* [Série d'exercices]
1. Réécrivez le passage de la conversation sur la lutte contre Cop City, de « À Standing Rock, ils » jusqu'à « la vie impossible. » inclus, en remplaçant « oléoduc » par « pipeline ».
2. Rédigez la suite de la conversation sur la lutte contre Cop City, à partir de sa dernière réplique.

* [Texte de lecture]
══════
Agathe : Une autre chose est qu’au-delà des attaques contre les entreprises qui font partie de Cop City ou Hollywood Dystopia, parce qu’il n’y a pas d’organisation réelle ou de structure hiérarchique, les gens ont pu adopter ce genre de stratégie dans d’autres endroits, comme Protect the River au Texas ou, je pense, Save the Meadows à Philadelphie.
Peoples Park à New York, Michigan... Il y a une tonne de projets différents dans toute l’Amérique qui ont en quelque sorte utilisé ce modèle.
À Standing Rock, ils voulaient construire un oléoduc à travers les terres indigènes des Lakota dans le Dakota du Nord. Au Texas ils veulent construire un studio Netflix/Disney+. Et à Chicago, ils veulent aussi construire une installation pour les policiers. C’est comme si partout, vous avez l’embourgeoisement et la police, qui arrachent la forêt, qui détruisent la rivière, qui vous rendent la vie impossible.

Patrick : où vous devez vous asseoir devant une télé et regarder un écran. Ils veulent juste que tout le monde soit des robots et n’ait pas de cerveau.

Agathe : Le studio d’Hollywood qu’ils veulent construire dans la forêt veut se concentrer sur les films militaires. Des films avec des armes et de la violence. Donc, le fait qu’il soit situé à côté d’une installation de police va de pair avec le fait qu’ils vont probablement vouloir utiliser des tanks et des armes à feu comme accessoires ou autre. Et ils veulent faire des films de propagande violents pro-américains.

Patrick : Le prochain film Marvel.

Ici, nous avons eu la ZAD, qui consistait à défendre une forêt et une zone humide, aussi. La question est : avez-vous pensé à ce que cela signifierait de gagner ? Si vous parveniez à repousser la destruction de la forêt, y a-t-il dans votre mouvement une question sur ce que cela signifierait de gagner et ce que vous feriez de cette victoire ?

Patrick : La construction a été retardée de six mois.

Agathe : Elle était censée commencer en avril, mars.
══════
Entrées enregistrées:
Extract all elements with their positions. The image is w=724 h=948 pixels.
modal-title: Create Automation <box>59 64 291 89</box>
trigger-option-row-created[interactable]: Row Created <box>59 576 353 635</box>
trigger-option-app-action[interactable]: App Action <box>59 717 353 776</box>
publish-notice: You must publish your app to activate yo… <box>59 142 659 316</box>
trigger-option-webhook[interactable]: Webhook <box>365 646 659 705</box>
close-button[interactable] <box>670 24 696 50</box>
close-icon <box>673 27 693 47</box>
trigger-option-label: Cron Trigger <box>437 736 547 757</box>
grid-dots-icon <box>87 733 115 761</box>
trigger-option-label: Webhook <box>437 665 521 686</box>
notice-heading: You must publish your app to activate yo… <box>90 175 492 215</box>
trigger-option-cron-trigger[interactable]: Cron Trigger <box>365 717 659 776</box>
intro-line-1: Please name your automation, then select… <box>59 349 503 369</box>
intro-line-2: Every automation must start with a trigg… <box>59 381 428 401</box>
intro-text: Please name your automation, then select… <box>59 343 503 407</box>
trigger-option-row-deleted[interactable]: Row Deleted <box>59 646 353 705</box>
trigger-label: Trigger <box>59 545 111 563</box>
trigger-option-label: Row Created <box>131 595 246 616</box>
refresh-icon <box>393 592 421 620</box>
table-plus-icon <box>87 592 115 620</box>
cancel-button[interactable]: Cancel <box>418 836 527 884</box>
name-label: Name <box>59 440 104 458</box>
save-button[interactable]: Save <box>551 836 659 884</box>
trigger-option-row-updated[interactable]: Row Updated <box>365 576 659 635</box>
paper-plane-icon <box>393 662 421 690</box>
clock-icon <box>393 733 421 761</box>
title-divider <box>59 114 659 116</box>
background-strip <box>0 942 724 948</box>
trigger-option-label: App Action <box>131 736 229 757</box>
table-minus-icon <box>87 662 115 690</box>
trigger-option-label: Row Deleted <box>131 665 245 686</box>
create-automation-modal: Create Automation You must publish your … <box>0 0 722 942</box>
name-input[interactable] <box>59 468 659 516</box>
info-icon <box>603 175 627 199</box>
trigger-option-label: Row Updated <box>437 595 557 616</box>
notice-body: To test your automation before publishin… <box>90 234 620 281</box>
══════
* [Corrigé des exercices]
1.
À Standing Rock, ils voulaient construire un pipeline à travers les terres indigènes des Lakota dans le Dakota du Nord. Au Texas ils veulent construire un studio Netflix/Disney+. Et à Chicago, ils veulent aussi construire une installation pour les policiers. C’est comme si partout, vous avez l’embourgeoisement et la police, qui arrachent la forêt, qui détruisent la rivière, qui vous rendent la vie impossible.

2.
Patrick : Elle a été retardée. Je pense que beaucoup d’entre nous qui font partie de ce mouvement croient que nous allons gagner. C’est une perspective très différente de travailler pour quelque chose et d’être un peu pessimiste à ce sujet. Comme, il y a des jours difficiles en faisant partie de ce mouvement. Mais je pense que dans l’ensemble, beaucoup d’entre nous ont cette conviction que nous allons arrêter ce projet et que cette terre continuera à être un espace libre.

Agathe : Je ne pense même pas que ce soit juste une croyance. J’ai l’impression que les gens se disent simplement : ’Nous devons gagner. On va le faire.’ Il y a même eu un jour où ils ont commencé à essayer d’abattre quelques arbres. Ils voulaient commencer par construire le bâtiment des forces de police et immédiatement après l’abattage de quelques arbres, les gens ont commencé à planter des arbres indigènes. Des enfants sont venus et ont planté des figuiers. Et aussi, une tonne de centres de sauvetage de chevaux à Atlanta ont commencé à envoyer des messages, des courriels et des messages sur Instagram et Twitter pour dire que c’était de la maltraitance animale d’utiliser des chevaux. Les chevaux doivent être libérés. Et donc, avec chaque aspect de ce projet, il y a juste une nouvelle couche de personnes qui sont contre et une nouvelle couche de personnes qui sont des partisans de Defend the Forest.

Robin : Ils ne pouvaient pas échouer davantage.

Agathe : Il n’y a personne, à part quelques bots et faux comptes sur Twitter, qui disent ’Je vis à Atlanta et j’aime la police’. Il n’y a personne qui soutient ce projet à part les gens de la police ou Ryan Millsap. Et même les employés de Ryan Millsap, très tôt dans le mouvement, mettaient des panneaux anti-Blackhall dans les salles de bain et mettaient des zines et des pamphlets Defend the Forest sur leur lieu de travail. Les gens, même au sein de ces institutions, sont contre ces projets. Donc, je veux dire, je ne vois pas vraiment comment la forêt ne pourrait pas rester une forêt. Il s’agit juste de savoir quand ils abandonneront.

Vous avez décrit certaines des choses qui font d’Atlanta un espace prometteur dans lequel s’engager dans une lutte comme celle-ci. Que diriez-vous aux personnes qui essaient de réfléchir à la manière d’organiser quelque chose comme ce qui se passe à Atlanta et dans d’autres circonstances ? Peut-être dans des circonstances un peu plus difficiles ? Quels sont les éléments qu’ils doivent mettre en place pour que cela puisse se développer et s’épanouir ?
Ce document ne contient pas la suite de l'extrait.